• [Brief]: Reproduce every one of the lines below word for word, leaving out the pictures.

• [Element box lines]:
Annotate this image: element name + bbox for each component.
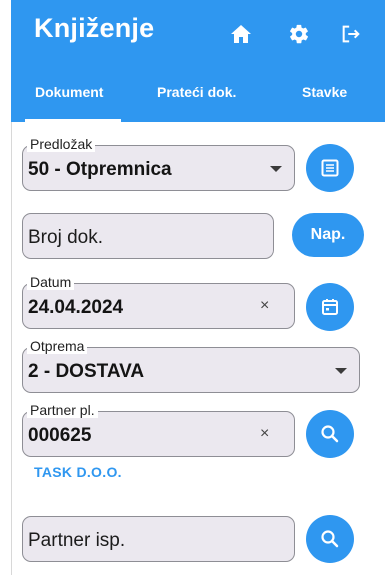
partner-pl-value: 000625 [28,425,92,446]
datum-field[interactable]: Datum 24.04.2024 × [22,275,295,329]
partner-pl-field[interactable]: Partner pl. 000625 × [22,403,295,457]
clear-icon[interactable]: × [260,297,269,315]
datum-value: 24.04.2024 [28,297,124,318]
broj-dok-placeholder: Broj dok. [28,227,103,248]
partner-pl-name: TASK D.O.O. [34,464,122,480]
template-list-button[interactable] [306,144,354,192]
tab-stavke[interactable]: Stavke [302,84,347,100]
partner-isp-input[interactable]: Partner isp. [22,516,295,562]
partner-isp-placeholder: Partner isp. [28,530,126,551]
tab-bar: Dokument Prateći dok. Stavke [11,78,385,122]
page-title: Knjiženje [34,13,155,43]
predlozak-select[interactable]: Predložak 50 - Otpremnica [22,137,295,191]
tab-prateci-dok[interactable]: Prateći dok. [157,84,236,100]
gear-icon[interactable] [287,22,311,46]
datum-label: Datum [27,275,75,290]
tab-dokument[interactable]: Dokument [35,84,103,100]
logout-icon[interactable] [339,22,363,46]
search-icon [321,425,339,443]
calendar-icon [322,299,338,315]
predlozak-value: 50 - Otpremnica [28,159,172,180]
list-icon [321,159,339,177]
clear-icon[interactable]: × [260,425,269,443]
otprema-value: 2 - DOSTAVA [28,361,145,382]
partner-pl-label: Partner pl. [27,403,98,418]
partner-isp-search-button[interactable] [306,515,354,563]
search-icon [321,530,339,548]
calendar-button[interactable] [306,283,354,331]
partner-pl-search-button[interactable] [306,410,354,458]
otprema-select[interactable]: Otprema 2 - DOSTAVA [22,339,360,393]
nap-button[interactable]: Nap. [292,213,364,257]
home-icon[interactable] [229,22,253,46]
otprema-label: Otprema [27,339,88,354]
broj-dok-input[interactable]: Broj dok. [22,213,274,259]
chevron-down-icon [270,166,282,172]
chevron-down-icon [335,368,347,374]
predlozak-label: Predložak [27,137,96,152]
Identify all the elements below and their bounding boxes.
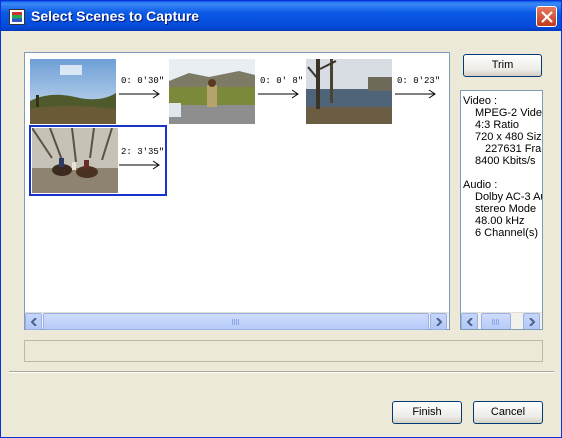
video-info-line: MPEG-2 Video	[475, 107, 543, 119]
video-info-line: 720 x 480 Size	[475, 131, 543, 143]
status-bar	[24, 340, 543, 362]
audio-info-line: stereo Mode	[475, 203, 537, 215]
scene-thumbnail-1[interactable]	[30, 59, 116, 124]
chevron-right-icon	[436, 318, 443, 326]
arrow-icon	[395, 89, 436, 99]
scroll-thumb[interactable]	[43, 313, 429, 330]
title-bar[interactable]: Select Scenes to Capture	[1, 1, 561, 31]
scroll-right-button[interactable]	[523, 313, 540, 329]
video-heading: Video :	[463, 95, 498, 107]
chevron-left-icon	[467, 318, 473, 326]
finish-button[interactable]: Finish	[392, 401, 462, 424]
video-info-line: 8400 Kbits/s	[475, 155, 536, 167]
scene-thumbnail-3[interactable]	[306, 59, 392, 124]
scroll-left-button[interactable]	[461, 313, 478, 329]
arrow-icon	[258, 89, 299, 99]
scene-list-panel[interactable]: 0: 0'30" 0: 0' 8" 0: 0'23" 2: 3'35"	[24, 52, 450, 330]
scene-list-scrollbar[interactable]	[25, 312, 449, 330]
close-button[interactable]	[536, 6, 557, 27]
dialog-window: Select Scenes to Capture 0: 0'30" 0: 0' …	[0, 0, 562, 438]
scene-duration-3: 0: 0'23"	[397, 76, 441, 86]
window-title: Select Scenes to Capture	[31, 8, 200, 24]
divider	[9, 371, 554, 373]
chevron-right-icon	[529, 318, 536, 326]
app-icon	[9, 9, 25, 25]
scene-duration-2: 0: 0' 8"	[260, 76, 304, 86]
scroll-thumb[interactable]	[481, 313, 511, 329]
scene-thumbnail-2[interactable]	[169, 59, 255, 124]
video-info-line: 4:3 Ratio	[475, 119, 520, 131]
trim-button[interactable]: Trim	[463, 54, 542, 77]
scroll-right-button[interactable]	[430, 313, 447, 330]
cancel-button[interactable]: Cancel	[473, 401, 543, 424]
chevron-left-icon	[31, 318, 37, 326]
scroll-left-button[interactable]	[25, 313, 42, 330]
audio-heading: Audio :	[463, 179, 498, 191]
scene-thumbnail-4[interactable]	[32, 128, 118, 193]
video-info-line: 227631 Frames	[485, 143, 542, 155]
audio-info-line: 48.00 kHz	[475, 215, 525, 227]
arrow-icon	[119, 89, 160, 99]
scene-duration-4: 2: 3'35"	[121, 147, 165, 157]
audio-info-line: 6 Channel(s)	[475, 227, 538, 239]
media-info-panel: Video : MPEG-2 Video 4:3 Ratio 720 x 480…	[460, 90, 543, 330]
info-panel-scrollbar[interactable]	[461, 312, 542, 329]
audio-info-line: Dolby AC-3 Audio	[475, 191, 542, 203]
arrow-icon	[119, 160, 160, 170]
close-icon	[541, 11, 553, 23]
scene-duration-1: 0: 0'30"	[121, 76, 165, 86]
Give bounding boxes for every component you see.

• [Full output]:
Annotate this image: element name + bbox for each component.
partner-pl-value: 000625 [28,425,92,446]
datum-field[interactable]: Datum 24.04.2024 × [22,275,295,329]
partner-pl-field[interactable]: Partner pl. 000625 × [22,403,295,457]
clear-icon[interactable]: × [260,297,269,315]
datum-value: 24.04.2024 [28,297,124,318]
broj-dok-placeholder: Broj dok. [28,227,103,248]
partner-pl-name: TASK D.O.O. [34,464,122,480]
template-list-button[interactable] [306,144,354,192]
tab-stavke[interactable]: Stavke [302,84,347,100]
partner-isp-input[interactable]: Partner isp. [22,516,295,562]
partner-isp-placeholder: Partner isp. [28,530,126,551]
tab-bar: Dokument Prateći dok. Stavke [11,78,385,122]
page-title: Knjiženje [34,13,155,43]
predlozak-select[interactable]: Predložak 50 - Otpremnica [22,137,295,191]
tab-prateci-dok[interactable]: Prateći dok. [157,84,236,100]
gear-icon[interactable] [287,22,311,46]
datum-label: Datum [27,275,75,290]
tab-dokument[interactable]: Dokument [35,84,103,100]
logout-icon[interactable] [339,22,363,46]
search-icon [321,425,339,443]
calendar-icon [322,299,338,315]
predlozak-value: 50 - Otpremnica [28,159,172,180]
list-icon [321,159,339,177]
clear-icon[interactable]: × [260,425,269,443]
otprema-value: 2 - DOSTAVA [28,361,145,382]
partner-pl-label: Partner pl. [27,403,98,418]
partner-isp-search-button[interactable] [306,515,354,563]
search-icon [321,530,339,548]
calendar-button[interactable] [306,283,354,331]
partner-pl-search-button[interactable] [306,410,354,458]
otprema-select[interactable]: Otprema 2 - DOSTAVA [22,339,360,393]
nap-button[interactable]: Nap. [292,213,364,257]
home-icon[interactable] [229,22,253,46]
otprema-label: Otprema [27,339,88,354]
broj-dok-input[interactable]: Broj dok. [22,213,274,259]
chevron-down-icon [270,166,282,172]
chevron-down-icon [335,368,347,374]
predlozak-label: Predložak [27,137,96,152]
Identify all the elements below and their bounding boxes.
video-info-line: MPEG-2 Video	[475, 107, 543, 119]
video-info-line: 720 x 480 Size	[475, 131, 543, 143]
status-bar	[24, 340, 543, 362]
audio-info-line: stereo Mode	[475, 203, 537, 215]
scene-thumbnail-1[interactable]	[30, 59, 116, 124]
chevron-right-icon	[436, 318, 443, 326]
arrow-icon	[395, 89, 436, 99]
scroll-thumb[interactable]	[43, 313, 429, 330]
title-bar[interactable]: Select Scenes to Capture	[1, 1, 561, 31]
scroll-right-button[interactable]	[523, 313, 540, 329]
video-heading: Video :	[463, 95, 498, 107]
chevron-left-icon	[467, 318, 473, 326]
finish-button[interactable]: Finish	[392, 401, 462, 424]
video-info-line: 8400 Kbits/s	[475, 155, 536, 167]
scene-thumbnail-3[interactable]	[306, 59, 392, 124]
scroll-left-button[interactable]	[461, 313, 478, 329]
arrow-icon	[258, 89, 299, 99]
scene-list-panel[interactable]: 0: 0'30" 0: 0' 8" 0: 0'23" 2: 3'35"	[24, 52, 450, 330]
scene-list-scrollbar[interactable]	[25, 312, 449, 330]
close-button[interactable]	[536, 6, 557, 27]
dialog-window: Select Scenes to Capture 0: 0'30" 0: 0' …	[0, 0, 562, 438]
scene-duration-3: 0: 0'23"	[397, 76, 441, 86]
window-title: Select Scenes to Capture	[31, 8, 200, 24]
divider	[9, 371, 554, 373]
chevron-right-icon	[529, 318, 536, 326]
app-icon	[9, 9, 25, 25]
scene-duration-2: 0: 0' 8"	[260, 76, 304, 86]
scroll-thumb[interactable]	[481, 313, 511, 329]
scene-thumbnail-2[interactable]	[169, 59, 255, 124]
video-info-line: 4:3 Ratio	[475, 119, 520, 131]
trim-button[interactable]: Trim	[463, 54, 542, 77]
scroll-right-button[interactable]	[430, 313, 447, 330]
cancel-button[interactable]: Cancel	[473, 401, 543, 424]
chevron-left-icon	[31, 318, 37, 326]
scroll-left-button[interactable]	[25, 313, 42, 330]
audio-heading: Audio :	[463, 179, 498, 191]
scene-thumbnail-4[interactable]	[32, 128, 118, 193]
video-info-line: 227631 Frames	[485, 143, 542, 155]
audio-info-line: 48.00 kHz	[475, 215, 525, 227]
arrow-icon	[119, 89, 160, 99]
scene-duration-4: 2: 3'35"	[121, 147, 165, 157]
audio-info-line: 6 Channel(s)	[475, 227, 538, 239]
media-info-panel: Video : MPEG-2 Video 4:3 Ratio 720 x 480…	[460, 90, 543, 330]
info-panel-scrollbar[interactable]	[461, 312, 542, 329]
audio-info-line: Dolby AC-3 Audio	[475, 191, 542, 203]
arrow-icon	[119, 160, 160, 170]
close-icon	[541, 11, 553, 23]
scene-duration-1: 0: 0'30"	[121, 76, 165, 86]
Give bounding boxes for every component you see.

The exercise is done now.